• [PROBLEM DESCRIPTION]:
Exactly repeat all the records below, omitting the images they hold.

• [GIVEN DATA]:

----------

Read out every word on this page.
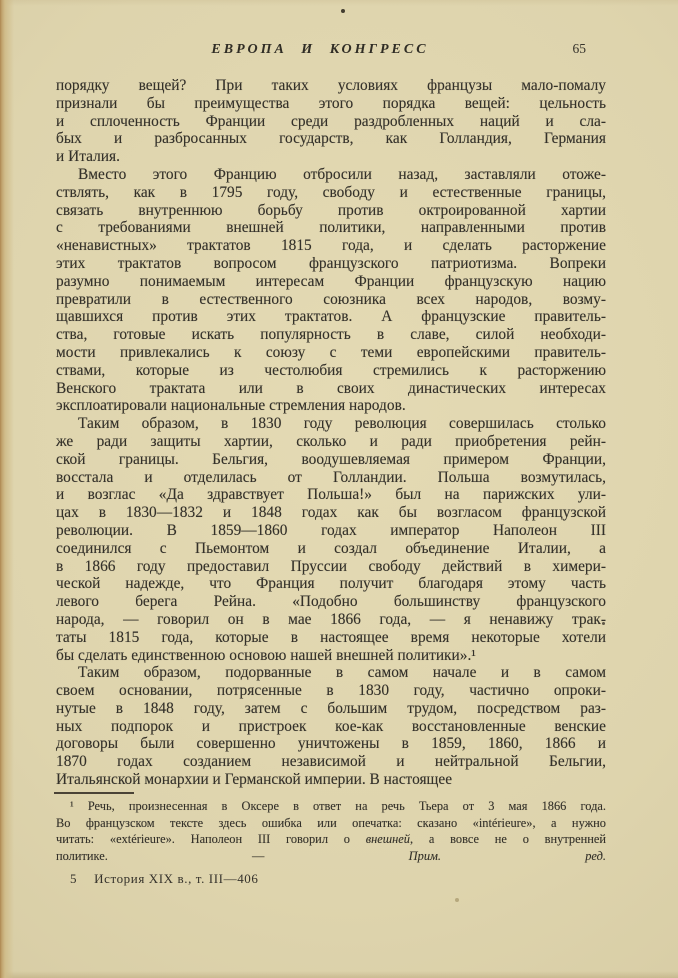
ЕВРОПА И КОНГРЕСС	65
порядку вещей? При таких условиях французы мало-помалу
признали бы преимущества этого порядка вещей: цельность
и сплоченность Франции среди раздробленных наций и сла-
бых и разбросанных государств, как Голландия, Германия
и Италия.
Вместо этого Францию отбросили назад, заставляли отоже-
ствлять, как в 1795 году, свободу и естественные границы,
связать внутреннюю борьбу против октроированной хартии
с требованиями внешней политики, направленными против
«ненавистных» трактатов 1815 года, и сделать расторжение
этих трактатов вопросом французского патриотизма. Вопреки
разумно понимаемым интересам Франции французскую нацию
превратили в естественного союзника всех народов, возму-
щавшихся против этих трактатов. А французские правитель-
ства, готовые искать популярность в славе, силой необходи-
мости привлекались к союзу с теми европейскими правитель-
ствами, которые из честолюбия стремились к расторжению
Венского трактата или в своих династических интересах
эксплоатировали национальные стремления народов.
Таким образом, в 1830 году революция совершилась столько
же ради защиты хартии, сколько и ради приобретения рейн-
ской границы. Бельгия, воодушевляемая примером Франции,
восстала и отделилась от Голландии. Польша возмутилась,
и возглас «Да здравствует Польша!» был на парижских ули-
цах в 1830—1832 и 1848 годах как бы возгласом французской
революции. В 1859—1860 годах император Наполеон III
соединился с Пьемонтом и создал объединение Италии, а
в 1866 году предоставил Пруссии свободу действий в химери-
ческой надежде, что Франция получит благодаря этому часть
левого берега Рейна. «Подобно большинству французского
народа, — говорил он в мае 1866 года, — я ненавижу трак-
таты 1815 года, которые в настоящее время некоторые хотели
бы сделать единственною основою нашей внешней политики».¹
Таким образом, подорванные в самом начале и в самом
своем основании, потрясенные в 1830 году, частично опроки-
нутые в 1848 году, затем с большим трудом, посредством раз-
ных подпорок и пристроек кое-как восстановленные венские
договоры были совершенно уничтожены в 1859, 1860, 1866 и
1870 годах созданием независимой и нейтральной Бельгии,
Итальянской монархии и Германской империи. В настоящее
¹ Речь, произнесенная в Оксере в ответ на речь Тьера от 3 мая 1866 года.
Во французском тексте здесь ошибка или опечатка: сказано «intérieure», а нужно
читать: «extérieure». Наполеон III говорил о внешней, а вовсе не о внутренней
политике. — Прим. ред.
5 История XIX в., т. III—406
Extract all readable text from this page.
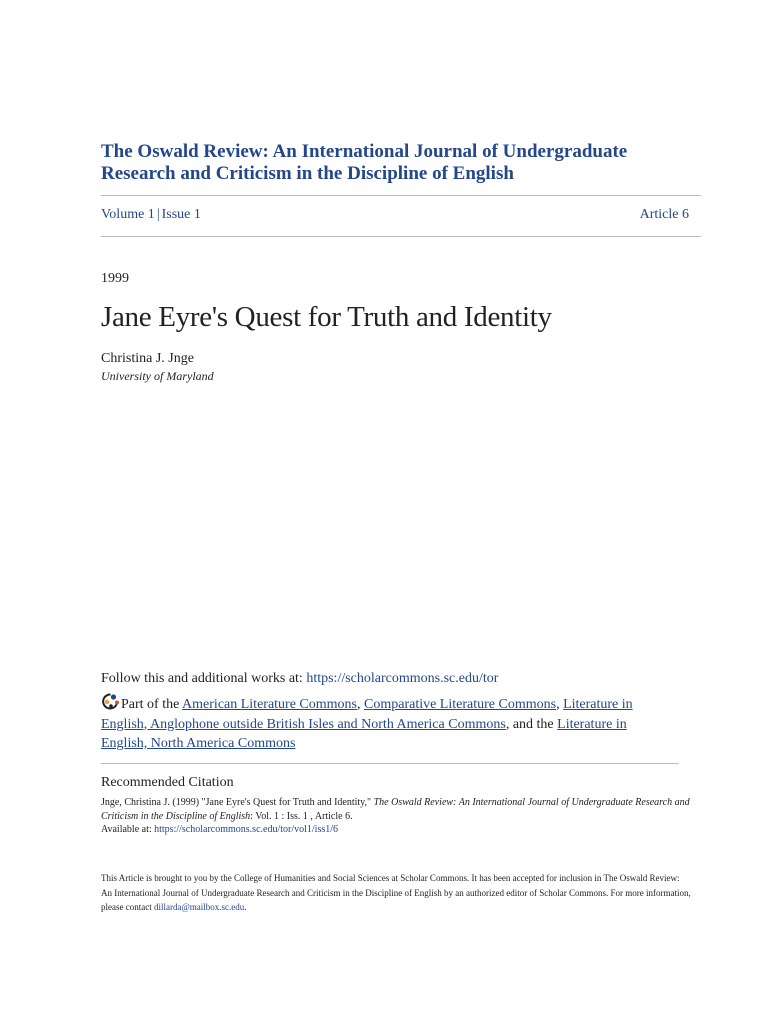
The Oswald Review: An International Journal of Undergraduate Research and Criticism in the Discipline of English
Volume 1 | Issue 1	Article 6
1999
Jane Eyre's Quest for Truth and Identity
Christina J. Jnge
University of Maryland
Follow this and additional works at: https://scholarcommons.sc.edu/tor
Part of the American Literature Commons, Comparative Literature Commons, Literature in English, Anglophone outside British Isles and North America Commons, and the Literature in English, North America Commons
Recommended Citation
Jnge, Christina J. (1999) "Jane Eyre's Quest for Truth and Identity," The Oswald Review: An International Journal of Undergraduate Research and Criticism in the Discipline of English: Vol. 1 : Iss. 1 , Article 6.
Available at: https://scholarcommons.sc.edu/tor/vol1/iss1/6
This Article is brought to you by the College of Humanities and Social Sciences at Scholar Commons. It has been accepted for inclusion in The Oswald Review: An International Journal of Undergraduate Research and Criticism in the Discipline of English by an authorized editor of Scholar Commons. For more information, please contact dillarda@mailbox.sc.edu.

----------

• [OUTPUT BELOW]:
Read out every word on this page.
ЕВРОПА И КОНГРЕСС	65
порядку вещей? При таких условиях французы мало-помалу
признали бы преимущества этого порядка вещей: цельность
и сплоченность Франции среди раздробленных наций и сла-
бых и разбросанных государств, как Голландия, Германия
и Италия.
Вместо этого Францию отбросили назад, заставляли отоже-
ствлять, как в 1795 году, свободу и естественные границы,
связать внутреннюю борьбу против октроированной хартии
с требованиями внешней политики, направленными против
«ненавистных» трактатов 1815 года, и сделать расторжение
этих трактатов вопросом французского патриотизма. Вопреки
разумно понимаемым интересам Франции французскую нацию
превратили в естественного союзника всех народов, возму-
щавшихся против этих трактатов. А французские правитель-
ства, готовые искать популярность в славе, силой необходи-
мости привлекались к союзу с теми европейскими правитель-
ствами, которые из честолюбия стремились к расторжению
Венского трактата или в своих династических интересах
эксплоатировали национальные стремления народов.
Таким образом, в 1830 году революция совершилась столько
же ради защиты хартии, сколько и ради приобретения рейн-
ской границы. Бельгия, воодушевляемая примером Франции,
восстала и отделилась от Голландии. Польша возмутилась,
и возглас «Да здравствует Польша!» был на парижских ули-
цах в 1830—1832 и 1848 годах как бы возгласом французской
революции. В 1859—1860 годах император Наполеон III
соединился с Пьемонтом и создал объединение Италии, а
в 1866 году предоставил Пруссии свободу действий в химери-
ческой надежде, что Франция получит благодаря этому часть
левого берега Рейна. «Подобно большинству французского
народа, — говорил он в мае 1866 года, — я ненавижу трак-
таты 1815 года, которые в настоящее время некоторые хотели
бы сделать единственною основою нашей внешней политики».¹
Таким образом, подорванные в самом начале и в самом
своем основании, потрясенные в 1830 году, частично опроки-
нутые в 1848 году, затем с большим трудом, посредством раз-
ных подпорок и пристроек кое-как восстановленные венские
договоры были совершенно уничтожены в 1859, 1860, 1866 и
1870 годах созданием независимой и нейтральной Бельгии,
Итальянской монархии и Германской империи. В настоящее
¹ Речь, произнесенная в Оксере в ответ на речь Тьера от 3 мая 1866 года.
Во французском тексте здесь ошибка или опечатка: сказано «intérieure», а нужно
читать: «extérieure». Наполеон III говорил о внешней, а вовсе не о внутренней
политике. — Прим. ред.
5 История XIX в., т. III—406
Extract all readable text from this page.
The Oswald Review: An International Journal of Undergraduate Research and Criticism in the Discipline of English
Volume 1 | Issue 1	Article 6
1999
Jane Eyre's Quest for Truth and Identity
Christina J. Jnge
University of Maryland
Follow this and additional works at: https://scholarcommons.sc.edu/tor
Part of the American Literature Commons, Comparative Literature Commons, Literature in English, Anglophone outside British Isles and North America Commons, and the Literature in English, North America Commons
Recommended Citation
Jnge, Christina J. (1999) "Jane Eyre's Quest for Truth and Identity," The Oswald Review: An International Journal of Undergraduate Research and Criticism in the Discipline of English: Vol. 1 : Iss. 1 , Article 6.
Available at: https://scholarcommons.sc.edu/tor/vol1/iss1/6
This Article is brought to you by the College of Humanities and Social Sciences at Scholar Commons. It has been accepted for inclusion in The Oswald Review: An International Journal of Undergraduate Research and Criticism in the Discipline of English by an authorized editor of Scholar Commons. For more information, please contact dillarda@mailbox.sc.edu.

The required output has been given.